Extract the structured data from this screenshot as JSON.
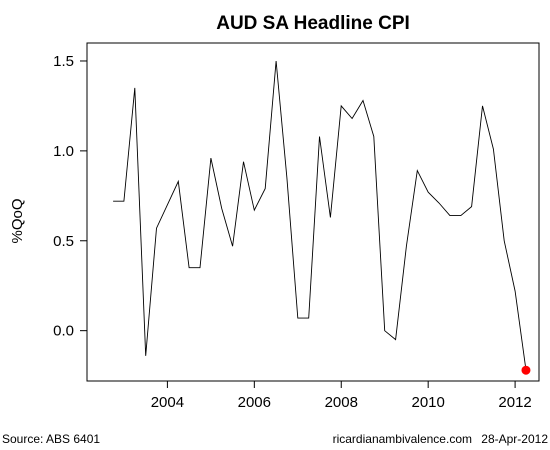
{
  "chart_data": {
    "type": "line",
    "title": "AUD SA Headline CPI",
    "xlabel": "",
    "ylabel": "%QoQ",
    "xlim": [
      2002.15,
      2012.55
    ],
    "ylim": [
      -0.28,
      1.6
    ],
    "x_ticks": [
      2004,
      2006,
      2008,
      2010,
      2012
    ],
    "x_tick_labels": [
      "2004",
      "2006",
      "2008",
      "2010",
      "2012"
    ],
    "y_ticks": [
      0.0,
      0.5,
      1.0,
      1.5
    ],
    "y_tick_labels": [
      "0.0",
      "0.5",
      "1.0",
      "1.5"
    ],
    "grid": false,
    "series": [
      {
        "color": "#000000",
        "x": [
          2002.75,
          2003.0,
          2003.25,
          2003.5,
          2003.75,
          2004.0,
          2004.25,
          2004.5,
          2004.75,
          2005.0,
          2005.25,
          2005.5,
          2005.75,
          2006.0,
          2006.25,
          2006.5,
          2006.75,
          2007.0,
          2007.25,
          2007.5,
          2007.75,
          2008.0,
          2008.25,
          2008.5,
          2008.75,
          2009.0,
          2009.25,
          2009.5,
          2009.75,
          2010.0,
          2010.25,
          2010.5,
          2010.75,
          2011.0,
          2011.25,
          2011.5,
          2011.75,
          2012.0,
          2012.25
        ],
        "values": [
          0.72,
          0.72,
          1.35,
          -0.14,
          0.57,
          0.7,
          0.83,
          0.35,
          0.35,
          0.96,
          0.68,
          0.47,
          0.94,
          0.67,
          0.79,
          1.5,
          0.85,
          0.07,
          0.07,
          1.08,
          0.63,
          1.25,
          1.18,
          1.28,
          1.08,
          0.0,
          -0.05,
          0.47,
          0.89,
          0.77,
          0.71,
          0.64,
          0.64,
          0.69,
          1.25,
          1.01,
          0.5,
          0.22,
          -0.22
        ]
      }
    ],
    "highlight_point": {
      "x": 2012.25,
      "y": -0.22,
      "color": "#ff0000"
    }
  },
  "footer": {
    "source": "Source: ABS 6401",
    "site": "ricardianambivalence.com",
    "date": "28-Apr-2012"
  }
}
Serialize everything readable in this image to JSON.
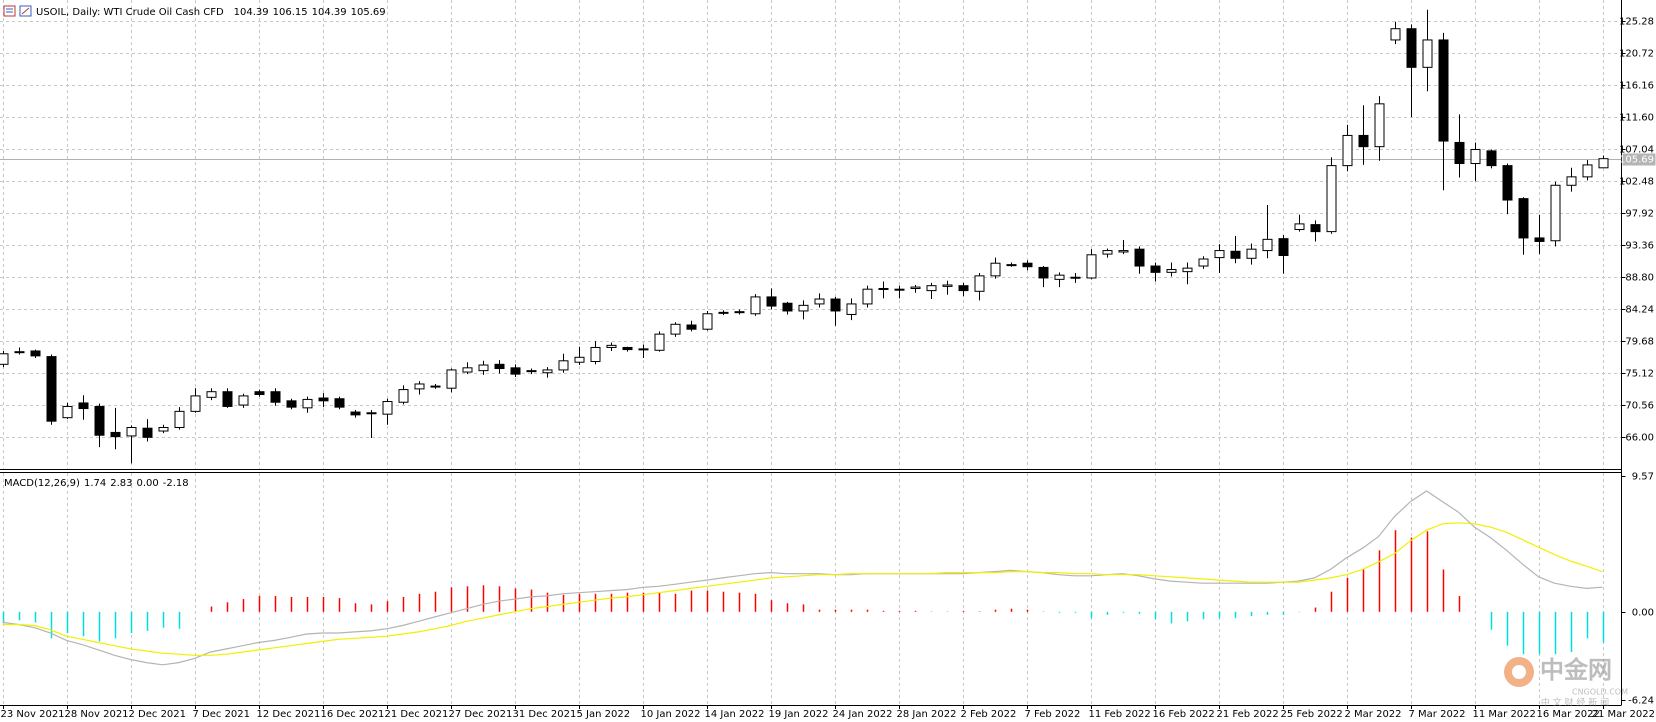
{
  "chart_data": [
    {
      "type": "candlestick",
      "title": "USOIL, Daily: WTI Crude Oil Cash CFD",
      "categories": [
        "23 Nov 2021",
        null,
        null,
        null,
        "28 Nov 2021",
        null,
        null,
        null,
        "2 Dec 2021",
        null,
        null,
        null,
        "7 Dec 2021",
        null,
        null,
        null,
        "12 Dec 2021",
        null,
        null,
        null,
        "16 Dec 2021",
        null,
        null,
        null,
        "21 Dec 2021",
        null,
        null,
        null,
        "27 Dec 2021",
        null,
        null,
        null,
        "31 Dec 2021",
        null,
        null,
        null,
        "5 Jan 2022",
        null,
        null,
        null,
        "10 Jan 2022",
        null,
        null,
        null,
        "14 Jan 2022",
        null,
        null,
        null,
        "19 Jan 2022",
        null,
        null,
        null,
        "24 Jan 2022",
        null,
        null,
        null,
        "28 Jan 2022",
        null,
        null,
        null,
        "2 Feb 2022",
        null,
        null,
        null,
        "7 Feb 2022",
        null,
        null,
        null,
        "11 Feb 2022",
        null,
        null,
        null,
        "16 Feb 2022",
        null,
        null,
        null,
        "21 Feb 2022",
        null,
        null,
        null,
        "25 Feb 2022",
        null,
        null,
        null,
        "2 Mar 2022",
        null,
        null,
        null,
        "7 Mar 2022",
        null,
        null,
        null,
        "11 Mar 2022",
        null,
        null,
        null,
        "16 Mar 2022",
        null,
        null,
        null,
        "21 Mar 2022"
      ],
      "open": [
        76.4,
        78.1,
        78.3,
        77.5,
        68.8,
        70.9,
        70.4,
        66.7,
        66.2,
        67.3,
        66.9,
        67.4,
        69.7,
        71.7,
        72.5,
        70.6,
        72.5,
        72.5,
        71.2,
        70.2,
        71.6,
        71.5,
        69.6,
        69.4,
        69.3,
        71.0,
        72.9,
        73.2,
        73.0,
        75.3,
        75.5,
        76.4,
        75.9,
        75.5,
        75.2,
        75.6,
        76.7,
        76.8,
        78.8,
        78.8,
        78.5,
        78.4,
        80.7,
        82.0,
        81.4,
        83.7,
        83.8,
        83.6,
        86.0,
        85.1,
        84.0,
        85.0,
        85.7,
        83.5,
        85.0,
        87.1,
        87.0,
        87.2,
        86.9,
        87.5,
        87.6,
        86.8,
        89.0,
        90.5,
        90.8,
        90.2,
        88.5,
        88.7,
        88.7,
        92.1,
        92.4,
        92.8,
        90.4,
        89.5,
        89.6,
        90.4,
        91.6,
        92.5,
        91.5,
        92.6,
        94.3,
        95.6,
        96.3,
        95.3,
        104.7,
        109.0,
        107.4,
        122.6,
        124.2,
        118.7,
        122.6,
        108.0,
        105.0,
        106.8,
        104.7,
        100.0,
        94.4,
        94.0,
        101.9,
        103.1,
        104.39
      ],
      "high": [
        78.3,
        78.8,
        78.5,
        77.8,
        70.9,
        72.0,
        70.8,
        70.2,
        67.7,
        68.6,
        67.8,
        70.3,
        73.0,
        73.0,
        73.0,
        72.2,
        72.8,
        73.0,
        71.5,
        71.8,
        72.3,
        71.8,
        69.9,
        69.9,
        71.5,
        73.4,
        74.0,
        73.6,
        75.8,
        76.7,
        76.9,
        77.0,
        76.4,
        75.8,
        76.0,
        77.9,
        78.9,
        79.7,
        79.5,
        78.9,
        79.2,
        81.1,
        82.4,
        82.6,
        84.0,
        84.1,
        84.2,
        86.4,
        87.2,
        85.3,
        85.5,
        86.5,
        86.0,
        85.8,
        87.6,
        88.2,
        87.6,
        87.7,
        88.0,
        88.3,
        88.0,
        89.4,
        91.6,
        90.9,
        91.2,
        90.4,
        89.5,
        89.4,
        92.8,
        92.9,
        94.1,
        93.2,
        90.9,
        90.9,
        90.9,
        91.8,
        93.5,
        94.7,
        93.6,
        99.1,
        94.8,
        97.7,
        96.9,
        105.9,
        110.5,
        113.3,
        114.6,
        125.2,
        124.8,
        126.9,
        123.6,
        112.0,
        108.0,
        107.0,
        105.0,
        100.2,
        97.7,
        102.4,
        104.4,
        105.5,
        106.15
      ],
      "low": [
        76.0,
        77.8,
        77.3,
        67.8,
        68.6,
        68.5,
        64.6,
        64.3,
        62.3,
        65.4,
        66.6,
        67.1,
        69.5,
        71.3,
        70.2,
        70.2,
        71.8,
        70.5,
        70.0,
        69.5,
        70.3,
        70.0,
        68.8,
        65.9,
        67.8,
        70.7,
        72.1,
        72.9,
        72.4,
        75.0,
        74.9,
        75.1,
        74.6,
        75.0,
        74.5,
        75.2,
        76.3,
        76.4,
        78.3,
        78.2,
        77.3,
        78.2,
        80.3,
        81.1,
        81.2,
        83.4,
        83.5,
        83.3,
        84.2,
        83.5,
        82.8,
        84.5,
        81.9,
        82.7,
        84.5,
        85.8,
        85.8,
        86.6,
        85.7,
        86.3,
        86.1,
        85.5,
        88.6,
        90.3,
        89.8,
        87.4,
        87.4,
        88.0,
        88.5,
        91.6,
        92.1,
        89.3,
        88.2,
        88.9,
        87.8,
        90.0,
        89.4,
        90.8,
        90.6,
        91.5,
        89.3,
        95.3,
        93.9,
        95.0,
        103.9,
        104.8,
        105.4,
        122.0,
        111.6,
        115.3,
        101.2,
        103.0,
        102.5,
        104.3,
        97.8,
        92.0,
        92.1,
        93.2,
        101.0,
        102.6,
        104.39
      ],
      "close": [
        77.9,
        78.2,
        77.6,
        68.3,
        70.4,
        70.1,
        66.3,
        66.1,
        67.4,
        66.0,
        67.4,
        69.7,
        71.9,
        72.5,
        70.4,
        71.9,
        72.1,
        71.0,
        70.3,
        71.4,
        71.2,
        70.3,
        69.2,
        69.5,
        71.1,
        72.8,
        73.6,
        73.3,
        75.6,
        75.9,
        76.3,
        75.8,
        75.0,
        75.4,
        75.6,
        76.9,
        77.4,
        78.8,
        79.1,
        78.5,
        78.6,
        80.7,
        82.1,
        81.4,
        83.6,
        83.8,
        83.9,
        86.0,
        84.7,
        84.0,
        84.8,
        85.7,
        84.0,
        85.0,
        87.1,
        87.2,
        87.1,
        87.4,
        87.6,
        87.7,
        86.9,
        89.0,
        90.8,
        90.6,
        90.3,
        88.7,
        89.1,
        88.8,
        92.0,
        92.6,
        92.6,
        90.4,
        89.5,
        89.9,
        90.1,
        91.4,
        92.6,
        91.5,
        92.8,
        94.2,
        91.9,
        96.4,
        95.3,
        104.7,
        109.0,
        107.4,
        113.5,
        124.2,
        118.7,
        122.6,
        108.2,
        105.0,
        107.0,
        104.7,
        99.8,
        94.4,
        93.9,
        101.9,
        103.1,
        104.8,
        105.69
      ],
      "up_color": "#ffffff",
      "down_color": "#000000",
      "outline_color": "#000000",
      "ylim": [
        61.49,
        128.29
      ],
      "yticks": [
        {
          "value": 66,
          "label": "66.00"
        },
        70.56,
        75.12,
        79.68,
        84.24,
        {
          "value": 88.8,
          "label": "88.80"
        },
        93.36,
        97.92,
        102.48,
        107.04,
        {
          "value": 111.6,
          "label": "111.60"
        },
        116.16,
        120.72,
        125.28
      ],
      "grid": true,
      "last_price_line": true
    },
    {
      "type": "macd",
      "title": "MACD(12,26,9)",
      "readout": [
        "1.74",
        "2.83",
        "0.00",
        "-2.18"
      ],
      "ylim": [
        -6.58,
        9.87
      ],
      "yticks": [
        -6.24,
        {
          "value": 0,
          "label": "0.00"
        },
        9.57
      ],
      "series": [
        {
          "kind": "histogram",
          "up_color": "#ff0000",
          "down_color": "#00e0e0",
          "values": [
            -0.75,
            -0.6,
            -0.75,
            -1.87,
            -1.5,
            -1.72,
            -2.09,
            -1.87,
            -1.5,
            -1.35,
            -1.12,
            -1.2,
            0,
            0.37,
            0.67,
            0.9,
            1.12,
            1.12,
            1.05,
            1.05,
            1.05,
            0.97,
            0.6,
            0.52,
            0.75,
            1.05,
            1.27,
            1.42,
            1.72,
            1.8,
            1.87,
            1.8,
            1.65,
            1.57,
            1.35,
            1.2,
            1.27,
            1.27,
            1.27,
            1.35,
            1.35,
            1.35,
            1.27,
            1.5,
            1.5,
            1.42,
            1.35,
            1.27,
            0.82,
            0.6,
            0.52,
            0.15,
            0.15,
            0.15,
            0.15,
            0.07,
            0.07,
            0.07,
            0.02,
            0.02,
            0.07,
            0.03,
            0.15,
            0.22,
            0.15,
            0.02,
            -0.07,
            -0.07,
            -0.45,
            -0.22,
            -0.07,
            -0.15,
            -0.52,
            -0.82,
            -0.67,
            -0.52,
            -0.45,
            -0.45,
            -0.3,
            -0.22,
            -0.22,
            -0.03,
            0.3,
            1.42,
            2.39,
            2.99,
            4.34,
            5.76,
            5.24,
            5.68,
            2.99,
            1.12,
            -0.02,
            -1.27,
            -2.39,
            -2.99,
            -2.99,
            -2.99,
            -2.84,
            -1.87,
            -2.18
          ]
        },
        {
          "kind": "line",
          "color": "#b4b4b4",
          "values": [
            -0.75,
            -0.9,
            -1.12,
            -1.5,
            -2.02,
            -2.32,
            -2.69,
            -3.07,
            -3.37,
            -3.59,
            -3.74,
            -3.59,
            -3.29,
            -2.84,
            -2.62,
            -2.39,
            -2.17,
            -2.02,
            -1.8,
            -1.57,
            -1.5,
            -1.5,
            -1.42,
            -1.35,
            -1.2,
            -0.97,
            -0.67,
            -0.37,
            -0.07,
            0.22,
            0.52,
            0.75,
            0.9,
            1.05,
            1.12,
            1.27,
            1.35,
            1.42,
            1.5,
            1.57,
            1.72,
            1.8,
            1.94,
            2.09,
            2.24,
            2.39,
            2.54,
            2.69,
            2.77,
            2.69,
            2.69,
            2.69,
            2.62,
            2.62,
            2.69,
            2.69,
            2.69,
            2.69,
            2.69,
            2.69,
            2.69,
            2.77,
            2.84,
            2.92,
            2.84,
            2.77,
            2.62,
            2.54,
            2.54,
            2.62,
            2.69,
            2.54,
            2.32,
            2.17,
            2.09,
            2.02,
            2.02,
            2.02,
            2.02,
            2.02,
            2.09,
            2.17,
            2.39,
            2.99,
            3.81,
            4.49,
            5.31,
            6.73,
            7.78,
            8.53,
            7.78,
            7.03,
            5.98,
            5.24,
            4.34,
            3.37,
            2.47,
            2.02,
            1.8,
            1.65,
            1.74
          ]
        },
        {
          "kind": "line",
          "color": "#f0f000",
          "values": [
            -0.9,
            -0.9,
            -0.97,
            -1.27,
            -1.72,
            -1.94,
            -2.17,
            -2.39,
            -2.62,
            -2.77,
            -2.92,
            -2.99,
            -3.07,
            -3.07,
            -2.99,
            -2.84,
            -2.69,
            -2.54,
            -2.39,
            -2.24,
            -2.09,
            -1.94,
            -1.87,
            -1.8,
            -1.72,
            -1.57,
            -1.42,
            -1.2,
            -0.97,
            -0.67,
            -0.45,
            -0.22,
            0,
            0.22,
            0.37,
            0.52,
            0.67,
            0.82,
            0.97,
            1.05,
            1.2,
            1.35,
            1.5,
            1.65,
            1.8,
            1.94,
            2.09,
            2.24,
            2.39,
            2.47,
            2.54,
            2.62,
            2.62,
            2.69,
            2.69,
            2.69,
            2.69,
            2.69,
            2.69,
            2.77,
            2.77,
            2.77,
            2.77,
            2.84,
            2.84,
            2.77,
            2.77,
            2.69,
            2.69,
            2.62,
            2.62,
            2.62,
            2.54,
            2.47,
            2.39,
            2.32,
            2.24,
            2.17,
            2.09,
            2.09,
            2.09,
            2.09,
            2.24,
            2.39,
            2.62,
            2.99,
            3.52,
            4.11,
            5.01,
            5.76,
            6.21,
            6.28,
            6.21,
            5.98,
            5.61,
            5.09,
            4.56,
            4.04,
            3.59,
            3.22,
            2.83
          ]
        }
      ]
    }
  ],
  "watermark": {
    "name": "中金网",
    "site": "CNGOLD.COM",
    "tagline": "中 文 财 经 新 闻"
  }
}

Instruction. List each line in the listing that contains the string "JSON".

Correct answer.
Extract the structured data from this screenshot as JSON.
Serialize everything readable in this image to JSON.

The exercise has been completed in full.